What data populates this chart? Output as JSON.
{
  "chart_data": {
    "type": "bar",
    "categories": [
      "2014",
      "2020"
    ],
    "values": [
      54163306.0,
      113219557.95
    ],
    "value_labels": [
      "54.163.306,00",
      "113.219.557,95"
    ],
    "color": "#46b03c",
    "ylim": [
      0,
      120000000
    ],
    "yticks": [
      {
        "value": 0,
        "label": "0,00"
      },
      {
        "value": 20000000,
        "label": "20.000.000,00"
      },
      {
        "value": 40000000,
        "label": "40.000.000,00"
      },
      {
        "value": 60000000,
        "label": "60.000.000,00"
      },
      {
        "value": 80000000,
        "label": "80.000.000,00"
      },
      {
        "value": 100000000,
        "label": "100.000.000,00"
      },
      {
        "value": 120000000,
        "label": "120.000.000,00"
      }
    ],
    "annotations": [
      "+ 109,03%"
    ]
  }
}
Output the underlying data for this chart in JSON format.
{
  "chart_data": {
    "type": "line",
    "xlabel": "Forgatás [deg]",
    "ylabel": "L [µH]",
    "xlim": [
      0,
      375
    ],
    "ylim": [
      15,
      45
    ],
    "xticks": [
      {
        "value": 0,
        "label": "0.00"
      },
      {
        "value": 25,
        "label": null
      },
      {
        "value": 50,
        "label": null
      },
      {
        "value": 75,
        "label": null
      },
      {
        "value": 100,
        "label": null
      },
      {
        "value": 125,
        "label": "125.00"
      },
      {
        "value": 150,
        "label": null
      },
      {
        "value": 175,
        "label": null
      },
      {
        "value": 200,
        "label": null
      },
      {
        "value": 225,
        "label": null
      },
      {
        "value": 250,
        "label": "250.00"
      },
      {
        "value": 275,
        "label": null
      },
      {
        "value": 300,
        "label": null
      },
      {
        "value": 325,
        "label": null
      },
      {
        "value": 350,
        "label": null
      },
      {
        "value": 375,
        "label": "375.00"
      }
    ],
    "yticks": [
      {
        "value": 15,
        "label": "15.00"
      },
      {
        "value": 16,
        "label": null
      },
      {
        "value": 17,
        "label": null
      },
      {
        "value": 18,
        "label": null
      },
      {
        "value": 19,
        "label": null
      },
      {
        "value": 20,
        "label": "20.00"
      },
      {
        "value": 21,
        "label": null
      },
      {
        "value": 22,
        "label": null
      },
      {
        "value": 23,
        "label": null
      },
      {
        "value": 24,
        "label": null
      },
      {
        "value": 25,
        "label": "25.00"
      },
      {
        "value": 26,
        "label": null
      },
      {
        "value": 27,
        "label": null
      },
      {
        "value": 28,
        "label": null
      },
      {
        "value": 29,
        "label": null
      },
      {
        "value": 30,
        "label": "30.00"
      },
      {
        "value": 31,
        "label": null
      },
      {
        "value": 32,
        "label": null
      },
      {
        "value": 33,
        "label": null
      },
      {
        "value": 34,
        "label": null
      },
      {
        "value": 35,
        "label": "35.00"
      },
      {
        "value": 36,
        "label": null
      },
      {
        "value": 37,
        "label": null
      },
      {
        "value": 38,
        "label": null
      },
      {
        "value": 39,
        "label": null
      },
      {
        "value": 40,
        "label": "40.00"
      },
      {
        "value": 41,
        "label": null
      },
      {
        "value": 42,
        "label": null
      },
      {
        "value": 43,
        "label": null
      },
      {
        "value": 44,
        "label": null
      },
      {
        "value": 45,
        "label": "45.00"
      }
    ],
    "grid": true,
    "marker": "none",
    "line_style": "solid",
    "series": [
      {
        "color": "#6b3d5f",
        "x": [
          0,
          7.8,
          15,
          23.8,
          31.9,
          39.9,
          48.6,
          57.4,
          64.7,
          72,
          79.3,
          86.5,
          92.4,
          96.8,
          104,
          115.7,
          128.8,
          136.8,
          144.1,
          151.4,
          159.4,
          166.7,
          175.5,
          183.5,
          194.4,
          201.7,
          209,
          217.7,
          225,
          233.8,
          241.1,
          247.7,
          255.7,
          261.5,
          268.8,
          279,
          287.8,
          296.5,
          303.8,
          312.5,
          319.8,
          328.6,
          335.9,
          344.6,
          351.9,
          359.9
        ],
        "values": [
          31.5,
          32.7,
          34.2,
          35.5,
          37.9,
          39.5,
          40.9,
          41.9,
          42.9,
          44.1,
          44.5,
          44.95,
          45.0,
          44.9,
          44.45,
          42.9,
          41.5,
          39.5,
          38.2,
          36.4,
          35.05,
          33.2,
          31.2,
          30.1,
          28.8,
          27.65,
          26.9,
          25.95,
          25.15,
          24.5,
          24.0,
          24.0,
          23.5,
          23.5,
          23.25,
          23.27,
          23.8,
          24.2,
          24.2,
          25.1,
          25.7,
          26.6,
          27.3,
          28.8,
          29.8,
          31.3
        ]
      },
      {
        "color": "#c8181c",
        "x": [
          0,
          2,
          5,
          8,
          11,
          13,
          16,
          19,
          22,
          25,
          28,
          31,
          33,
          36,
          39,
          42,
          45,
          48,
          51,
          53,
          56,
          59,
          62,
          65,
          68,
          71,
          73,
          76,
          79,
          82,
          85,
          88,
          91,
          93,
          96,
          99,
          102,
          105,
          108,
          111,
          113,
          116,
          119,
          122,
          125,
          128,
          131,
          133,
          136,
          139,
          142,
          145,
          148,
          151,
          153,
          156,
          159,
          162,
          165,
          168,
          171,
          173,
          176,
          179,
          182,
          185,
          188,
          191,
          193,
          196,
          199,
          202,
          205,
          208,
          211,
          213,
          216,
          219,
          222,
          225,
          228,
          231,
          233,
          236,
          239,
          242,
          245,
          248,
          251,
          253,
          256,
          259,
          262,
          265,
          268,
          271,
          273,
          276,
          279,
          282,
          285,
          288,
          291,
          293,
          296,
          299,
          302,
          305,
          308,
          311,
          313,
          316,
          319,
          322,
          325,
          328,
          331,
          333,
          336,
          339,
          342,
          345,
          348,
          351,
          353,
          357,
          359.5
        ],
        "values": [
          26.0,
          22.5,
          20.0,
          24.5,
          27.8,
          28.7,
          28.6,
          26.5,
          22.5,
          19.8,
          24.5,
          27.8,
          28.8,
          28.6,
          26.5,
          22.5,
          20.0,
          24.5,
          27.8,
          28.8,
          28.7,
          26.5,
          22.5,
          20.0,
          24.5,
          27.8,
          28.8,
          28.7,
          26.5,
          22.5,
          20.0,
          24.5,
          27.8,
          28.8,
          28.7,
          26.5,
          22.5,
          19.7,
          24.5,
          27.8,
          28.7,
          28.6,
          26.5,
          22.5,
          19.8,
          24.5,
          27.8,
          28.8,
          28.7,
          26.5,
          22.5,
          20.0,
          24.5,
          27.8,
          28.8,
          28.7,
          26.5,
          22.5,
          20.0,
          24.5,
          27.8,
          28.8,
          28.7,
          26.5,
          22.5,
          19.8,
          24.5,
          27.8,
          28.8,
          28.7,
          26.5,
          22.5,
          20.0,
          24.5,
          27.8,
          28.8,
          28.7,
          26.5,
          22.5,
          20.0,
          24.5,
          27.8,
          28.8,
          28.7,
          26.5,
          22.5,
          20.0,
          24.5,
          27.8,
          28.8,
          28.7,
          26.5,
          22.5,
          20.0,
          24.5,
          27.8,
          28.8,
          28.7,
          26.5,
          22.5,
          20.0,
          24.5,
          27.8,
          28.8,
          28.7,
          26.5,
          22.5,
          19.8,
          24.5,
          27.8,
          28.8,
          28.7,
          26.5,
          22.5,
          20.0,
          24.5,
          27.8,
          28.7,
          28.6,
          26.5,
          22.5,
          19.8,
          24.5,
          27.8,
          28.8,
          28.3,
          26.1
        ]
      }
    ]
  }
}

━━━

• Written request
Repeat the records above exactly.

• Correct result
What data populates this chart? Output as JSON.
{
  "chart_data": {
    "type": "bar",
    "categories": [
      "2014",
      "2020"
    ],
    "values": [
      54163306.0,
      113219557.95
    ],
    "value_labels": [
      "54.163.306,00",
      "113.219.557,95"
    ],
    "color": "#46b03c",
    "ylim": [
      0,
      120000000
    ],
    "yticks": [
      {
        "value": 0,
        "label": "0,00"
      },
      {
        "value": 20000000,
        "label": "20.000.000,00"
      },
      {
        "value": 40000000,
        "label": "40.000.000,00"
      },
      {
        "value": 60000000,
        "label": "60.000.000,00"
      },
      {
        "value": 80000000,
        "label": "80.000.000,00"
      },
      {
        "value": 100000000,
        "label": "100.000.000,00"
      },
      {
        "value": 120000000,
        "label": "120.000.000,00"
      }
    ],
    "annotations": [
      "+ 109,03%"
    ]
  }
}
Output the underlying data for this chart in JSON format.
{
  "chart_data": {
    "type": "line",
    "xlabel": "Forgatás [deg]",
    "ylabel": "L [µH]",
    "xlim": [
      0,
      375
    ],
    "ylim": [
      15,
      45
    ],
    "xticks": [
      {
        "value": 0,
        "label": "0.00"
      },
      {
        "value": 25,
        "label": null
      },
      {
        "value": 50,
        "label": null
      },
      {
        "value": 75,
        "label": null
      },
      {
        "value": 100,
        "label": null
      },
      {
        "value": 125,
        "label": "125.00"
      },
      {
        "value": 150,
        "label": null
      },
      {
        "value": 175,
        "label": null
      },
      {
        "value": 200,
        "label": null
      },
      {
        "value": 225,
        "label": null
      },
      {
        "value": 250,
        "label": "250.00"
      },
      {
        "value": 275,
        "label": null
      },
      {
        "value": 300,
        "label": null
      },
      {
        "value": 325,
        "label": null
      },
      {
        "value": 350,
        "label": null
      },
      {
        "value": 375,
        "label": "375.00"
      }
    ],
    "yticks": [
      {
        "value": 15,
        "label": "15.00"
      },
      {
        "value": 16,
        "label": null
      },
      {
        "value": 17,
        "label": null
      },
      {
        "value": 18,
        "label": null
      },
      {
        "value": 19,
        "label": null
      },
      {
        "value": 20,
        "label": "20.00"
      },
      {
        "value": 21,
        "label": null
      },
      {
        "value": 22,
        "label": null
      },
      {
        "value": 23,
        "label": null
      },
      {
        "value": 24,
        "label": null
      },
      {
        "value": 25,
        "label": "25.00"
      },
      {
        "value": 26,
        "label": null
      },
      {
        "value": 27,
        "label": null
      },
      {
        "value": 28,
        "label": null
      },
      {
        "value": 29,
        "label": null
      },
      {
        "value": 30,
        "label": "30.00"
      },
      {
        "value": 31,
        "label": null
      },
      {
        "value": 32,
        "label": null
      },
      {
        "value": 33,
        "label": null
      },
      {
        "value": 34,
        "label": null
      },
      {
        "value": 35,
        "label": "35.00"
      },
      {
        "value": 36,
        "label": null
      },
      {
        "value": 37,
        "label": null
      },
      {
        "value": 38,
        "label": null
      },
      {
        "value": 39,
        "label": null
      },
      {
        "value": 40,
        "label": "40.00"
      },
      {
        "value": 41,
        "label": null
      },
      {
        "value": 42,
        "label": null
      },
      {
        "value": 43,
        "label": null
      },
      {
        "value": 44,
        "label": null
      },
      {
        "value": 45,
        "label": "45.00"
      }
    ],
    "grid": true,
    "marker": "none",
    "line_style": "solid",
    "series": [
      {
        "color": "#6b3d5f",
        "x": [
          0,
          7.8,
          15,
          23.8,
          31.9,
          39.9,
          48.6,
          57.4,
          64.7,
          72,
          79.3,
          86.5,
          92.4,
          96.8,
          104,
          115.7,
          128.8,
          136.8,
          144.1,
          151.4,
          159.4,
          166.7,
          175.5,
          183.5,
          194.4,
          201.7,
          209,
          217.7,
          225,
          233.8,
          241.1,
          247.7,
          255.7,
          261.5,
          268.8,
          279,
          287.8,
          296.5,
          303.8,
          312.5,
          319.8,
          328.6,
          335.9,
          344.6,
          351.9,
          359.9
        ],
        "values": [
          31.5,
          32.7,
          34.2,
          35.5,
          37.9,
          39.5,
          40.9,
          41.9,
          42.9,
          44.1,
          44.5,
          44.95,
          45.0,
          44.9,
          44.45,
          42.9,
          41.5,
          39.5,
          38.2,
          36.4,
          35.05,
          33.2,
          31.2,
          30.1,
          28.8,
          27.65,
          26.9,
          25.95,
          25.15,
          24.5,
          24.0,
          24.0,
          23.5,
          23.5,
          23.25,
          23.27,
          23.8,
          24.2,
          24.2,
          25.1,
          25.7,
          26.6,
          27.3,
          28.8,
          29.8,
          31.3
        ]
      },
      {
        "color": "#c8181c",
        "x": [
          0,
          2,
          5,
          8,
          11,
          13,
          16,
          19,
          22,
          25,
          28,
          31,
          33,
          36,
          39,
          42,
          45,
          48,
          51,
          53,
          56,
          59,
          62,
          65,
          68,
          71,
          73,
          76,
          79,
          82,
          85,
          88,
          91,
          93,
          96,
          99,
          102,
          105,
          108,
          111,
          113,
          116,
          119,
          122,
          125,
          128,
          131,
          133,
          136,
          139,
          142,
          145,
          148,
          151,
          153,
          156,
          159,
          162,
          165,
          168,
          171,
          173,
          176,
          179,
          182,
          185,
          188,
          191,
          193,
          196,
          199,
          202,
          205,
          208,
          211,
          213,
          216,
          219,
          222,
          225,
          228,
          231,
          233,
          236,
          239,
          242,
          245,
          248,
          251,
          253,
          256,
          259,
          262,
          265,
          268,
          271,
          273,
          276,
          279,
          282,
          285,
          288,
          291,
          293,
          296,
          299,
          302,
          305,
          308,
          311,
          313,
          316,
          319,
          322,
          325,
          328,
          331,
          333,
          336,
          339,
          342,
          345,
          348,
          351,
          353,
          357,
          359.5
        ],
        "values": [
          26.0,
          22.5,
          20.0,
          24.5,
          27.8,
          28.7,
          28.6,
          26.5,
          22.5,
          19.8,
          24.5,
          27.8,
          28.8,
          28.6,
          26.5,
          22.5,
          20.0,
          24.5,
          27.8,
          28.8,
          28.7,
          26.5,
          22.5,
          20.0,
          24.5,
          27.8,
          28.8,
          28.7,
          26.5,
          22.5,
          20.0,
          24.5,
          27.8,
          28.8,
          28.7,
          26.5,
          22.5,
          19.7,
          24.5,
          27.8,
          28.7,
          28.6,
          26.5,
          22.5,
          19.8,
          24.5,
          27.8,
          28.8,
          28.7,
          26.5,
          22.5,
          20.0,
          24.5,
          27.8,
          28.8,
          28.7,
          26.5,
          22.5,
          20.0,
          24.5,
          27.8,
          28.8,
          28.7,
          26.5,
          22.5,
          19.8,
          24.5,
          27.8,
          28.8,
          28.7,
          26.5,
          22.5,
          20.0,
          24.5,
          27.8,
          28.8,
          28.7,
          26.5,
          22.5,
          20.0,
          24.5,
          27.8,
          28.8,
          28.7,
          26.5,
          22.5,
          20.0,
          24.5,
          27.8,
          28.8,
          28.7,
          26.5,
          22.5,
          20.0,
          24.5,
          27.8,
          28.8,
          28.7,
          26.5,
          22.5,
          20.0,
          24.5,
          27.8,
          28.8,
          28.7,
          26.5,
          22.5,
          19.8,
          24.5,
          27.8,
          28.8,
          28.7,
          26.5,
          22.5,
          20.0,
          24.5,
          27.8,
          28.7,
          28.6,
          26.5,
          22.5,
          19.8,
          24.5,
          27.8,
          28.8,
          28.3,
          26.1
        ]
      }
    ]
  }
}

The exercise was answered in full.